BRIEF
List each line in which the string "ylabel" appears.

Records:

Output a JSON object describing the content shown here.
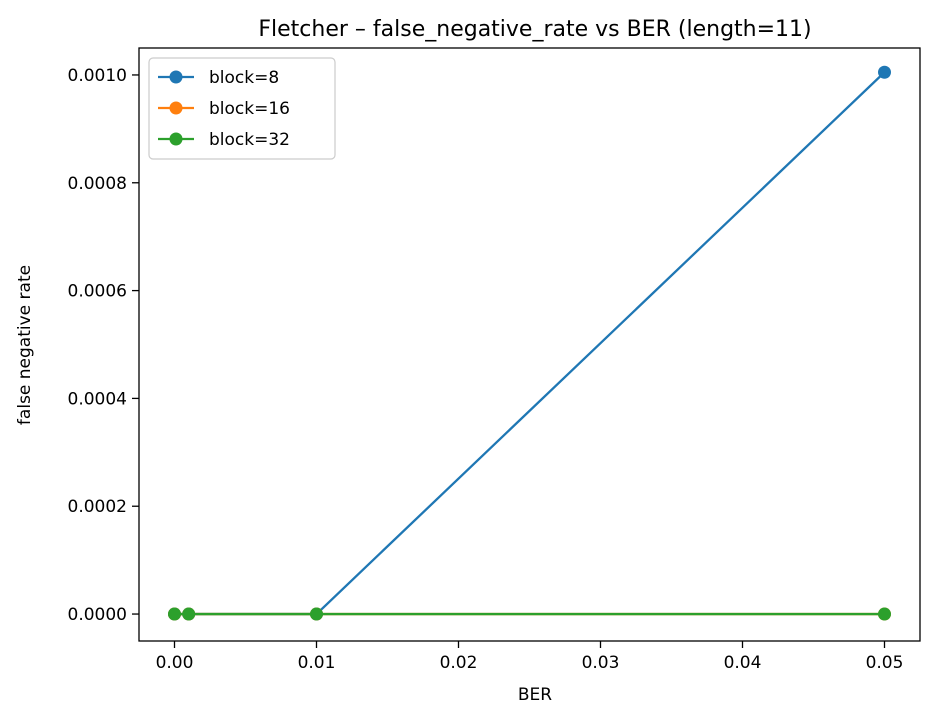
{
  "chart_data": {
    "type": "line",
    "title": "Fletcher – false_negative_rate vs BER (length=11)",
    "xlabel": "BER",
    "ylabel": "false negative rate",
    "x": [
      0.0,
      0.001,
      0.01,
      0.05
    ],
    "xlim": [
      -0.0025,
      0.0525
    ],
    "ylim": [
      -5e-05,
      0.00105
    ],
    "xticks": [
      0.0,
      0.01,
      0.02,
      0.03,
      0.04,
      0.05
    ],
    "xtick_labels": [
      "0.00",
      "0.01",
      "0.02",
      "0.03",
      "0.04",
      "0.05"
    ],
    "yticks": [
      0.0,
      0.0002,
      0.0004,
      0.0006,
      0.0008,
      0.001
    ],
    "ytick_labels": [
      "0.0000",
      "0.0002",
      "0.0004",
      "0.0006",
      "0.0008",
      "0.0010"
    ],
    "grid": false,
    "legend_position": "top-left",
    "series": [
      {
        "name": "block=8",
        "color": "#1f77b4",
        "values": [
          0.0,
          0.0,
          0.0,
          0.001005
        ]
      },
      {
        "name": "block=16",
        "color": "#ff7f0e",
        "values": [
          0.0,
          0.0,
          0.0,
          0.0
        ]
      },
      {
        "name": "block=32",
        "color": "#2ca02c",
        "values": [
          0.0,
          0.0,
          0.0,
          0.0
        ]
      }
    ]
  }
}
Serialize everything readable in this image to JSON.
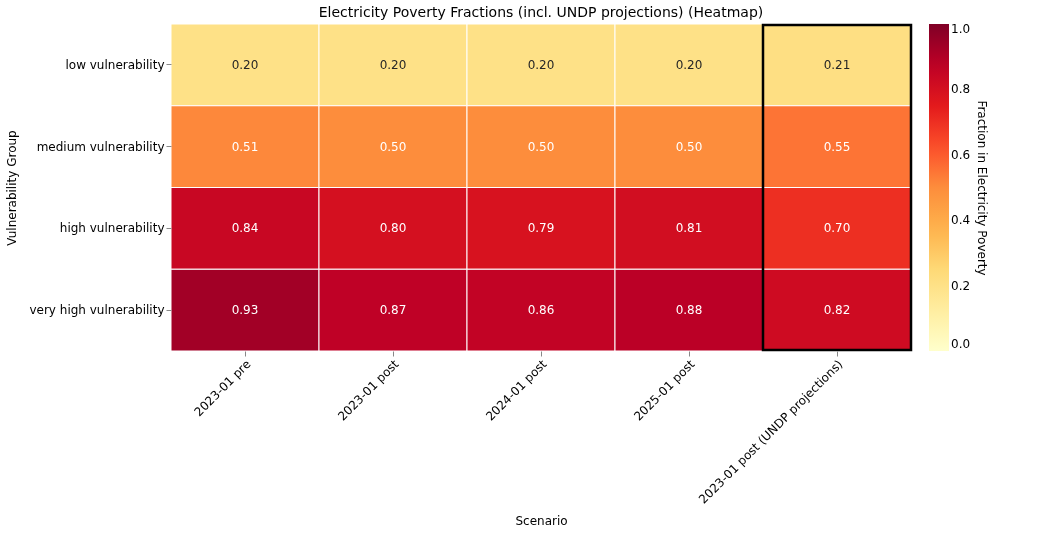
{
  "chart_data": {
    "type": "heatmap",
    "title": "Electricity Poverty Fractions (incl. UNDP projections) (Heatmap)",
    "xlabel": "Scenario",
    "ylabel": "Vulnerability Group",
    "clabel": "Fraction in Electricity Poverty",
    "categories": [
      "2023-01 pre",
      "2023-01 post",
      "2024-01 post",
      "2025-01 post",
      "2023-01 post (UNDP projections)"
    ],
    "y_categories": [
      "low vulnerability",
      "medium vulnerability",
      "high vulnerability",
      "very high vulnerability"
    ],
    "cells": [
      [
        0.2,
        0.2,
        0.2,
        0.2,
        0.21
      ],
      [
        0.51,
        0.5,
        0.5,
        0.5,
        0.55
      ],
      [
        0.84,
        0.8,
        0.79,
        0.81,
        0.7
      ],
      [
        0.93,
        0.87,
        0.86,
        0.88,
        0.82
      ]
    ],
    "cell_labels": [
      [
        "0.20",
        "0.20",
        "0.20",
        "0.20",
        "0.21"
      ],
      [
        "0.51",
        "0.50",
        "0.50",
        "0.50",
        "0.55"
      ],
      [
        "0.84",
        "0.80",
        "0.79",
        "0.81",
        "0.70"
      ],
      [
        "0.93",
        "0.87",
        "0.86",
        "0.88",
        "0.82"
      ]
    ],
    "clim": [
      0,
      1
    ],
    "cticks": [
      {
        "value": 0,
        "label": "0.0"
      },
      0.2,
      0.4,
      0.6,
      0.8,
      {
        "value": 1,
        "label": "1.0"
      }
    ]
  }
}
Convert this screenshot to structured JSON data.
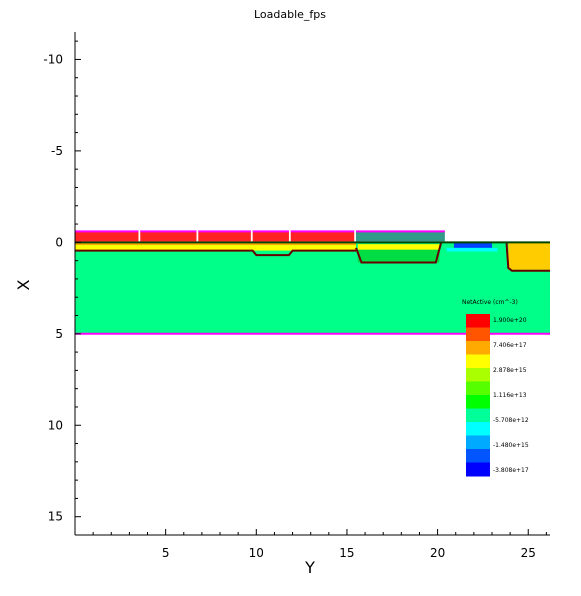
{
  "chart_data": {
    "type": "heatmap",
    "title": "Loadable_fps",
    "xlabel": "Y",
    "ylabel": "X",
    "xlim": [
      0,
      26.2
    ],
    "ylim": [
      16,
      -11.5
    ],
    "y_axis_inverted": true,
    "x_ticks": [
      5,
      10,
      15,
      20,
      25
    ],
    "y_ticks": [
      -10,
      -5,
      0,
      5,
      10,
      15
    ],
    "x_tick_labels": [
      "5",
      "10",
      "15",
      "20",
      "25"
    ],
    "y_tick_labels": [
      "-10",
      "-5",
      "0",
      "5",
      "10",
      "15"
    ],
    "substrate_bottom": 5,
    "colorbar": {
      "title": "NetActive (cm^-3)",
      "labels": [
        "1.900e+20",
        "7.406e+17",
        "2.878e+15",
        "1.116e+13",
        "-5.708e+12",
        "-1.480e+15",
        "-3.808e+17"
      ],
      "colors": [
        "#ff0000",
        "#ff5500",
        "#ffaa00",
        "#ffff00",
        "#aaff00",
        "#55ff00",
        "#00ff00",
        "#00ff99",
        "#00ffff",
        "#00aaff",
        "#0055ff",
        "#0000ff"
      ]
    },
    "regions": {
      "substrate": "#00ff88",
      "oxide": "#ff00ff",
      "poly": "#ff2222",
      "deep_n": "#00dd44",
      "p_implant": "#0044ff"
    }
  }
}
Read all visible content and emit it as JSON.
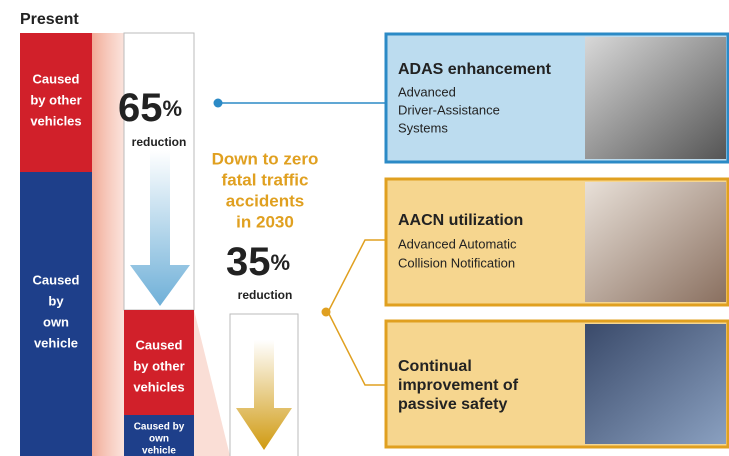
{
  "present_label": "Present",
  "present": {
    "other": [
      "Caused",
      "by other",
      "vehicles"
    ],
    "own": [
      "Caused",
      "by",
      "own",
      "vehicle"
    ]
  },
  "stage1": {
    "number": "65",
    "unit": "%",
    "label": "reduction",
    "other": [
      "Caused",
      "by other",
      "vehicles"
    ],
    "own": [
      "Caused by",
      "own",
      "vehicle"
    ]
  },
  "goal": [
    "Down to zero",
    "fatal traffic",
    "accidents",
    "in 2030"
  ],
  "stage2": {
    "number": "35",
    "unit": "%",
    "label": "reduction"
  },
  "measures": [
    {
      "title": "ADAS enhancement",
      "lines": [
        "Advanced",
        "Driver-Assistance",
        "Systems"
      ]
    },
    {
      "title": "AACN utilization",
      "lines": [
        "Advanced Automatic",
        "Collision Notification"
      ]
    },
    {
      "title": [
        "Continual",
        "improvement of",
        "passive safety"
      ]
    }
  ]
}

FULL SOLUTION
    "ylabel": "false negative rate",
    "ylabel": "Vulnerability Group",
    "ylabel": "X",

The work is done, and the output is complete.